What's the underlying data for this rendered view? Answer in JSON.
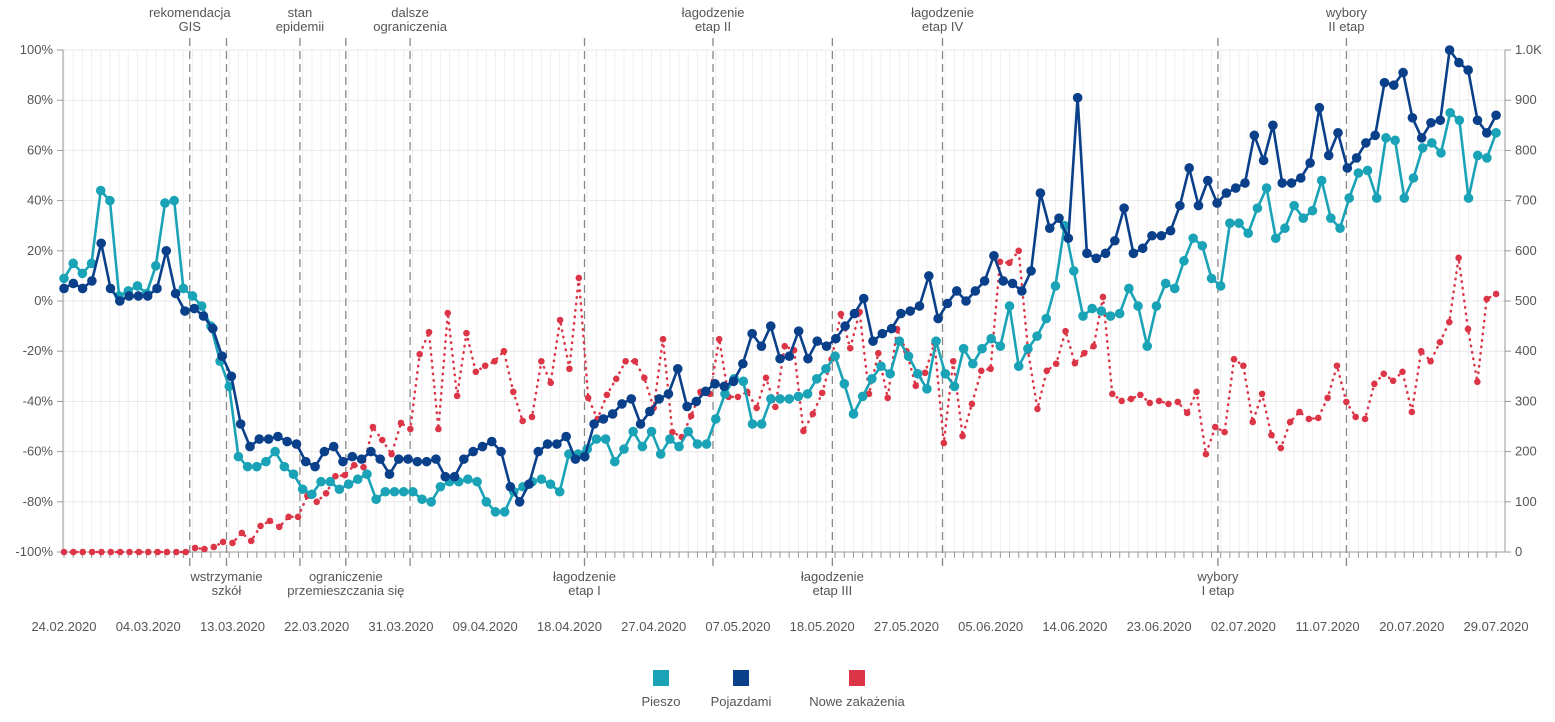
{
  "chart_data": {
    "type": "line",
    "title": "",
    "x_start_date": "24.02.2020",
    "x_end_date": "29.07.2020",
    "x_tick_labels": [
      "24.02.2020",
      "04.03.2020",
      "13.03.2020",
      "22.03.2020",
      "31.03.2020",
      "09.04.2020",
      "18.04.2020",
      "27.04.2020",
      "07.05.2020",
      "18.05.2020",
      "27.05.2020",
      "05.06.2020",
      "14.06.2020",
      "23.06.2020",
      "02.07.2020",
      "11.07.2020",
      "20.07.2020",
      "29.07.2020"
    ],
    "y_left": {
      "ticks": [
        "100%",
        "80%",
        "60%",
        "40%",
        "20%",
        "0%",
        "-20%",
        "-40%",
        "-60%",
        "-80%",
        "-100%"
      ],
      "ylim": [
        -100,
        100
      ],
      "unit": "%"
    },
    "y_right": {
      "ticks": [
        "1.0K",
        "900",
        "800",
        "700",
        "600",
        "500",
        "400",
        "300",
        "200",
        "100",
        "0"
      ],
      "ylim": [
        0,
        1000
      ]
    },
    "grid": true,
    "legend_position": "bottom",
    "series": [
      {
        "name": "Pieszo",
        "color": "#1aa3b6",
        "axis": "left",
        "style": "solid",
        "values": [
          9,
          15,
          11,
          15,
          44,
          40,
          2,
          4,
          6,
          3,
          14,
          39,
          40,
          5,
          2,
          -2,
          -10,
          -24,
          -34,
          -62,
          -66,
          -66,
          -64,
          -60,
          -66,
          -69,
          -75,
          -77,
          -72,
          -72,
          -75,
          -73,
          -71,
          -69,
          -79,
          -76,
          -76,
          -76,
          -76,
          -79,
          -80,
          -74,
          -72,
          -72,
          -71,
          -72,
          -80,
          -84,
          -84,
          -76,
          -74,
          -72,
          -71,
          -73,
          -76,
          -61,
          -61,
          -59,
          -55,
          -55,
          -64,
          -59,
          -52,
          -58,
          -52,
          -61,
          -55,
          -58,
          -52,
          -57,
          -57,
          -47,
          -37,
          -31,
          -32,
          -49,
          -49,
          -39,
          -39,
          -39,
          -38,
          -37,
          -31,
          -27,
          -22,
          -33,
          -45,
          -38,
          -31,
          -26,
          -29,
          -16,
          -22,
          -29,
          -35,
          -16,
          -29,
          -34,
          -19,
          -25,
          -19,
          -15,
          -18,
          -2,
          -26,
          -19,
          -14,
          -7,
          6,
          30,
          12,
          -6,
          -3,
          -4,
          -6,
          -5,
          5,
          -2,
          -18,
          -2,
          7,
          5,
          16,
          25,
          22,
          9,
          6,
          31,
          31,
          27,
          37,
          45,
          25,
          29,
          38,
          33,
          36,
          48,
          33,
          29,
          41,
          51,
          52,
          41,
          65,
          64,
          41,
          49,
          61,
          63,
          59,
          75,
          72,
          41,
          58,
          57,
          67
        ]
      },
      {
        "name": "Pojazdami",
        "color": "#0a3f8a",
        "axis": "left",
        "style": "solid",
        "values": [
          5,
          7,
          5,
          8,
          23,
          5,
          0,
          2,
          2,
          2,
          5,
          20,
          3,
          -4,
          -3,
          -6,
          -11,
          -22,
          -30,
          -49,
          -58,
          -55,
          -55,
          -54,
          -56,
          -57,
          -64,
          -66,
          -60,
          -58,
          -64,
          -62,
          -63,
          -60,
          -63,
          -69,
          -63,
          -63,
          -64,
          -64,
          -63,
          -70,
          -70,
          -63,
          -60,
          -58,
          -56,
          -60,
          -74,
          -80,
          -73,
          -60,
          -57,
          -57,
          -54,
          -63,
          -62,
          -49,
          -47,
          -45,
          -41,
          -39,
          -49,
          -44,
          -39,
          -37,
          -27,
          -42,
          -40,
          -36,
          -33,
          -34,
          -32,
          -25,
          -13,
          -18,
          -10,
          -23,
          -22,
          -12,
          -23,
          -16,
          -18,
          -15,
          -10,
          -5,
          1,
          -16,
          -13,
          -11,
          -5,
          -4,
          -2,
          10,
          -7,
          -1,
          4,
          0,
          4,
          8,
          18,
          8,
          7,
          4,
          12,
          43,
          29,
          33,
          25,
          81,
          19,
          17,
          19,
          24,
          37,
          19,
          21,
          26,
          26,
          28,
          38,
          53,
          38,
          48,
          39,
          43,
          45,
          47,
          66,
          56,
          70,
          47,
          47,
          49,
          55,
          77,
          58,
          67,
          53,
          57,
          63,
          66,
          87,
          86,
          91,
          73,
          65,
          71,
          72,
          100,
          95,
          92,
          72,
          67,
          74
        ]
      },
      {
        "name": "Nowe zakażenia",
        "color": "#dc3547",
        "axis": "right",
        "style": "dotted",
        "values": [
          0,
          0,
          0,
          0,
          0,
          0,
          0,
          0,
          0,
          0,
          0,
          0,
          0,
          0,
          8,
          6,
          10,
          20,
          18,
          38,
          22,
          52,
          62,
          50,
          70,
          70,
          112,
          100,
          117,
          151,
          153,
          173,
          169,
          249,
          223,
          195,
          257,
          245,
          394,
          438,
          245,
          476,
          311,
          436,
          359,
          371,
          380,
          400,
          319,
          261,
          269,
          380,
          337,
          462,
          365,
          546,
          307,
          265,
          313,
          345,
          380,
          380,
          347,
          287,
          424,
          239,
          229,
          271,
          319,
          315,
          424,
          309,
          309,
          319,
          287,
          347,
          289,
          410,
          402,
          241,
          275,
          317,
          384,
          474,
          406,
          478,
          315,
          396,
          307,
          444,
          400,
          331,
          357,
          416,
          217,
          380,
          231,
          295,
          361,
          365,
          578,
          576,
          600,
          400,
          285,
          361,
          375,
          440,
          376,
          396,
          410,
          508,
          315,
          301,
          305,
          313,
          297,
          301,
          295,
          299,
          277,
          319,
          195,
          249,
          239,
          384,
          371,
          259,
          315,
          233,
          207,
          259,
          279,
          265,
          267,
          307,
          371,
          299,
          269,
          265,
          335,
          355,
          341,
          359,
          279,
          400,
          380,
          418,
          458,
          586,
          444,
          339,
          504,
          514
        ]
      }
    ],
    "events": [
      {
        "date": "08.03.2020",
        "label": [
          "rekomendacja",
          "GIS"
        ],
        "position": "top"
      },
      {
        "date": "12.03.2020",
        "label": [
          "wstrzymanie",
          "szkół"
        ],
        "position": "bottom"
      },
      {
        "date": "20.03.2020",
        "label": [
          "stan",
          "epidemii"
        ],
        "position": "top"
      },
      {
        "date": "25.03.2020",
        "label": [
          "ograniczenie",
          "przemieszczania się"
        ],
        "position": "bottom"
      },
      {
        "date": "01.04.2020",
        "label": [
          "dalsze",
          "ograniczenia"
        ],
        "position": "top"
      },
      {
        "date": "20.04.2020",
        "label": [
          "łagodzenie",
          "etap I"
        ],
        "position": "bottom"
      },
      {
        "date": "04.05.2020",
        "label": [
          "łagodzenie",
          "etap II"
        ],
        "position": "top"
      },
      {
        "date": "17.05.2020",
        "label": [
          "łagodzenie",
          "etap III"
        ],
        "position": "bottom"
      },
      {
        "date": "29.05.2020",
        "label": [
          "łagodzenie",
          "etap IV"
        ],
        "position": "top"
      },
      {
        "date": "28.06.2020",
        "label": [
          "wybory",
          "I etap"
        ],
        "position": "bottom"
      },
      {
        "date": "12.07.2020",
        "label": [
          "wybory",
          "II etap"
        ],
        "position": "top"
      }
    ]
  }
}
^^^^^^^^
Using the data above, write out every line exactly, leaving the images behind.

What's the underlying data for this rendered view? Answer in JSON.
{
  "chart_data": {
    "type": "line",
    "title": "",
    "x_start_date": "24.02.2020",
    "x_end_date": "29.07.2020",
    "x_tick_labels": [
      "24.02.2020",
      "04.03.2020",
      "13.03.2020",
      "22.03.2020",
      "31.03.2020",
      "09.04.2020",
      "18.04.2020",
      "27.04.2020",
      "07.05.2020",
      "18.05.2020",
      "27.05.2020",
      "05.06.2020",
      "14.06.2020",
      "23.06.2020",
      "02.07.2020",
      "11.07.2020",
      "20.07.2020",
      "29.07.2020"
    ],
    "y_left": {
      "ticks": [
        "100%",
        "80%",
        "60%",
        "40%",
        "20%",
        "0%",
        "-20%",
        "-40%",
        "-60%",
        "-80%",
        "-100%"
      ],
      "ylim": [
        -100,
        100
      ],
      "unit": "%"
    },
    "y_right": {
      "ticks": [
        "1.0K",
        "900",
        "800",
        "700",
        "600",
        "500",
        "400",
        "300",
        "200",
        "100",
        "0"
      ],
      "ylim": [
        0,
        1000
      ]
    },
    "grid": true,
    "legend_position": "bottom",
    "series": [
      {
        "name": "Pieszo",
        "color": "#1aa3b6",
        "axis": "left",
        "style": "solid",
        "values": [
          9,
          15,
          11,
          15,
          44,
          40,
          2,
          4,
          6,
          3,
          14,
          39,
          40,
          5,
          2,
          -2,
          -10,
          -24,
          -34,
          -62,
          -66,
          -66,
          -64,
          -60,
          -66,
          -69,
          -75,
          -77,
          -72,
          -72,
          -75,
          -73,
          -71,
          -69,
          -79,
          -76,
          -76,
          -76,
          -76,
          -79,
          -80,
          -74,
          -72,
          -72,
          -71,
          -72,
          -80,
          -84,
          -84,
          -76,
          -74,
          -72,
          -71,
          -73,
          -76,
          -61,
          -61,
          -59,
          -55,
          -55,
          -64,
          -59,
          -52,
          -58,
          -52,
          -61,
          -55,
          -58,
          -52,
          -57,
          -57,
          -47,
          -37,
          -31,
          -32,
          -49,
          -49,
          -39,
          -39,
          -39,
          -38,
          -37,
          -31,
          -27,
          -22,
          -33,
          -45,
          -38,
          -31,
          -26,
          -29,
          -16,
          -22,
          -29,
          -35,
          -16,
          -29,
          -34,
          -19,
          -25,
          -19,
          -15,
          -18,
          -2,
          -26,
          -19,
          -14,
          -7,
          6,
          30,
          12,
          -6,
          -3,
          -4,
          -6,
          -5,
          5,
          -2,
          -18,
          -2,
          7,
          5,
          16,
          25,
          22,
          9,
          6,
          31,
          31,
          27,
          37,
          45,
          25,
          29,
          38,
          33,
          36,
          48,
          33,
          29,
          41,
          51,
          52,
          41,
          65,
          64,
          41,
          49,
          61,
          63,
          59,
          75,
          72,
          41,
          58,
          57,
          67
        ]
      },
      {
        "name": "Pojazdami",
        "color": "#0a3f8a",
        "axis": "left",
        "style": "solid",
        "values": [
          5,
          7,
          5,
          8,
          23,
          5,
          0,
          2,
          2,
          2,
          5,
          20,
          3,
          -4,
          -3,
          -6,
          -11,
          -22,
          -30,
          -49,
          -58,
          -55,
          -55,
          -54,
          -56,
          -57,
          -64,
          -66,
          -60,
          -58,
          -64,
          -62,
          -63,
          -60,
          -63,
          -69,
          -63,
          -63,
          -64,
          -64,
          -63,
          -70,
          -70,
          -63,
          -60,
          -58,
          -56,
          -60,
          -74,
          -80,
          -73,
          -60,
          -57,
          -57,
          -54,
          -63,
          -62,
          -49,
          -47,
          -45,
          -41,
          -39,
          -49,
          -44,
          -39,
          -37,
          -27,
          -42,
          -40,
          -36,
          -33,
          -34,
          -32,
          -25,
          -13,
          -18,
          -10,
          -23,
          -22,
          -12,
          -23,
          -16,
          -18,
          -15,
          -10,
          -5,
          1,
          -16,
          -13,
          -11,
          -5,
          -4,
          -2,
          10,
          -7,
          -1,
          4,
          0,
          4,
          8,
          18,
          8,
          7,
          4,
          12,
          43,
          29,
          33,
          25,
          81,
          19,
          17,
          19,
          24,
          37,
          19,
          21,
          26,
          26,
          28,
          38,
          53,
          38,
          48,
          39,
          43,
          45,
          47,
          66,
          56,
          70,
          47,
          47,
          49,
          55,
          77,
          58,
          67,
          53,
          57,
          63,
          66,
          87,
          86,
          91,
          73,
          65,
          71,
          72,
          100,
          95,
          92,
          72,
          67,
          74
        ]
      },
      {
        "name": "Nowe zakażenia",
        "color": "#dc3547",
        "axis": "right",
        "style": "dotted",
        "values": [
          0,
          0,
          0,
          0,
          0,
          0,
          0,
          0,
          0,
          0,
          0,
          0,
          0,
          0,
          8,
          6,
          10,
          20,
          18,
          38,
          22,
          52,
          62,
          50,
          70,
          70,
          112,
          100,
          117,
          151,
          153,
          173,
          169,
          249,
          223,
          195,
          257,
          245,
          394,
          438,
          245,
          476,
          311,
          436,
          359,
          371,
          380,
          400,
          319,
          261,
          269,
          380,
          337,
          462,
          365,
          546,
          307,
          265,
          313,
          345,
          380,
          380,
          347,
          287,
          424,
          239,
          229,
          271,
          319,
          315,
          424,
          309,
          309,
          319,
          287,
          347,
          289,
          410,
          402,
          241,
          275,
          317,
          384,
          474,
          406,
          478,
          315,
          396,
          307,
          444,
          400,
          331,
          357,
          416,
          217,
          380,
          231,
          295,
          361,
          365,
          578,
          576,
          600,
          400,
          285,
          361,
          375,
          440,
          376,
          396,
          410,
          508,
          315,
          301,
          305,
          313,
          297,
          301,
          295,
          299,
          277,
          319,
          195,
          249,
          239,
          384,
          371,
          259,
          315,
          233,
          207,
          259,
          279,
          265,
          267,
          307,
          371,
          299,
          269,
          265,
          335,
          355,
          341,
          359,
          279,
          400,
          380,
          418,
          458,
          586,
          444,
          339,
          504,
          514
        ]
      }
    ],
    "events": [
      {
        "date": "08.03.2020",
        "label": [
          "rekomendacja",
          "GIS"
        ],
        "position": "top"
      },
      {
        "date": "12.03.2020",
        "label": [
          "wstrzymanie",
          "szkół"
        ],
        "position": "bottom"
      },
      {
        "date": "20.03.2020",
        "label": [
          "stan",
          "epidemii"
        ],
        "position": "top"
      },
      {
        "date": "25.03.2020",
        "label": [
          "ograniczenie",
          "przemieszczania się"
        ],
        "position": "bottom"
      },
      {
        "date": "01.04.2020",
        "label": [
          "dalsze",
          "ograniczenia"
        ],
        "position": "top"
      },
      {
        "date": "20.04.2020",
        "label": [
          "łagodzenie",
          "etap I"
        ],
        "position": "bottom"
      },
      {
        "date": "04.05.2020",
        "label": [
          "łagodzenie",
          "etap II"
        ],
        "position": "top"
      },
      {
        "date": "17.05.2020",
        "label": [
          "łagodzenie",
          "etap III"
        ],
        "position": "bottom"
      },
      {
        "date": "29.05.2020",
        "label": [
          "łagodzenie",
          "etap IV"
        ],
        "position": "top"
      },
      {
        "date": "28.06.2020",
        "label": [
          "wybory",
          "I etap"
        ],
        "position": "bottom"
      },
      {
        "date": "12.07.2020",
        "label": [
          "wybory",
          "II etap"
        ],
        "position": "top"
      }
    ]
  }
}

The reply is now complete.